Which lines include the word "Konwersja"? Copy each of them.

— begin —

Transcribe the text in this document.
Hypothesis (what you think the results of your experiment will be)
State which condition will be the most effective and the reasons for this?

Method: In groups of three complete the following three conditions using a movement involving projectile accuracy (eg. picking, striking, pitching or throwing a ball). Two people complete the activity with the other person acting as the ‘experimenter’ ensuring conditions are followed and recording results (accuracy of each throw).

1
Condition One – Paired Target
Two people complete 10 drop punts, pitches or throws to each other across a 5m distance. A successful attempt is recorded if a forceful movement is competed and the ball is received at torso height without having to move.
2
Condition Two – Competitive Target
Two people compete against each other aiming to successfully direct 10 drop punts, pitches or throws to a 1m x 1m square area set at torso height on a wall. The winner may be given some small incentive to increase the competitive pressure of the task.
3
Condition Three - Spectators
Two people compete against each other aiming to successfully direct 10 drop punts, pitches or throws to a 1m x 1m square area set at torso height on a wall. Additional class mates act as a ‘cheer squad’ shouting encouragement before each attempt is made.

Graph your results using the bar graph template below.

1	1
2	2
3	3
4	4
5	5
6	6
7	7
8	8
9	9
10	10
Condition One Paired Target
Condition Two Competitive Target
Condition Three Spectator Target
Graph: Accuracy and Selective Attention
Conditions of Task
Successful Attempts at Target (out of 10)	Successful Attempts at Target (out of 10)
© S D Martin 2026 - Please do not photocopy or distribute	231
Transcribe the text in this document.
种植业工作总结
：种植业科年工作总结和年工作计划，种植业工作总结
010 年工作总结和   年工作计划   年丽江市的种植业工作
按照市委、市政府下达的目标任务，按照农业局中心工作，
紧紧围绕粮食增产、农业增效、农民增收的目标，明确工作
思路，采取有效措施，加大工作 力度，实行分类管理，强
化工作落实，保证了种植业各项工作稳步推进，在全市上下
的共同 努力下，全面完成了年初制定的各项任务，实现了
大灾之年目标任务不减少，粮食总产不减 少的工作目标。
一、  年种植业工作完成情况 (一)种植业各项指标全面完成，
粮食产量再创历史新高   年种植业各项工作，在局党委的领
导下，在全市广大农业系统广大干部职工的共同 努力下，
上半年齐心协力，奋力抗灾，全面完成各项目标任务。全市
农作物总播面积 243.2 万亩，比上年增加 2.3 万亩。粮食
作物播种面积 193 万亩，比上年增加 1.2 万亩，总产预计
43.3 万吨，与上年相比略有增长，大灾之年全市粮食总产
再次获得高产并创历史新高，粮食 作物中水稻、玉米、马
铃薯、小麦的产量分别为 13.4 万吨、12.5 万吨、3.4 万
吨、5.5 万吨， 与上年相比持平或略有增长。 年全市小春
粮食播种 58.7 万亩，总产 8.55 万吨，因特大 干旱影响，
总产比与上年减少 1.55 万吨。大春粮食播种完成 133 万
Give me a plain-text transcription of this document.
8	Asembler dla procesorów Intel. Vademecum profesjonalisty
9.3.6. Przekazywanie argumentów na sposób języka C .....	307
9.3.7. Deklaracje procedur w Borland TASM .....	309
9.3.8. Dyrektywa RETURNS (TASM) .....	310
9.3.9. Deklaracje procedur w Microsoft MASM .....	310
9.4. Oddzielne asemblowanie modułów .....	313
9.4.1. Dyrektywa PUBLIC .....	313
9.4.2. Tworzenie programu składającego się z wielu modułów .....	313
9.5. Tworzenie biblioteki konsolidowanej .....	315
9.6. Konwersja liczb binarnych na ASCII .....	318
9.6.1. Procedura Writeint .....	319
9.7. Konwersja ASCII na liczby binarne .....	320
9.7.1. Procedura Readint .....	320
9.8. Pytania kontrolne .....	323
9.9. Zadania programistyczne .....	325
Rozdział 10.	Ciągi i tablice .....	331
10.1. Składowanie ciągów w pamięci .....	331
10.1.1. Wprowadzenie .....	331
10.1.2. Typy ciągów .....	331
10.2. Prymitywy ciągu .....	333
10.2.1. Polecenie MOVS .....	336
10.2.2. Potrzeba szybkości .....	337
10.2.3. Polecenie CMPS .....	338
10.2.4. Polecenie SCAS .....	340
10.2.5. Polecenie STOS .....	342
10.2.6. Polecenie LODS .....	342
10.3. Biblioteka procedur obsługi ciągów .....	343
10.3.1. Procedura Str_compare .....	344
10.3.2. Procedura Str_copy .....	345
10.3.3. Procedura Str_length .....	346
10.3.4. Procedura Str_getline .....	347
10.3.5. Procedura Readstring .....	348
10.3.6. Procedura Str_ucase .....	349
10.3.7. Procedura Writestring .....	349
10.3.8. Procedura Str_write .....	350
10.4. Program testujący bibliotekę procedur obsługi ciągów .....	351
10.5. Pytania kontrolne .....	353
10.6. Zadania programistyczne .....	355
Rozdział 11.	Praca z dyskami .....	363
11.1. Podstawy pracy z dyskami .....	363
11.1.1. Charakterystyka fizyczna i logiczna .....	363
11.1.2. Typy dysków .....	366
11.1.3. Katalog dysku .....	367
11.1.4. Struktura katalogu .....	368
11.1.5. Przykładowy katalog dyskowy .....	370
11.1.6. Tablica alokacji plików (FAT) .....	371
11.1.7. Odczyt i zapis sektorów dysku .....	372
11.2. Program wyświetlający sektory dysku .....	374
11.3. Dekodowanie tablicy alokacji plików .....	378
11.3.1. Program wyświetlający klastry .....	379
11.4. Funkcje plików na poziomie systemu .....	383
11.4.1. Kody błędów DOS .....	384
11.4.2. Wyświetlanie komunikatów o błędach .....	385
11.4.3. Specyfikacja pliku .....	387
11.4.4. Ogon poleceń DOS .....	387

— end —

* Result:
9.6. Konwersja liczb binarnych na ASCII .....	318
9.7. Konwersja ASCII na liczby binarne .....	320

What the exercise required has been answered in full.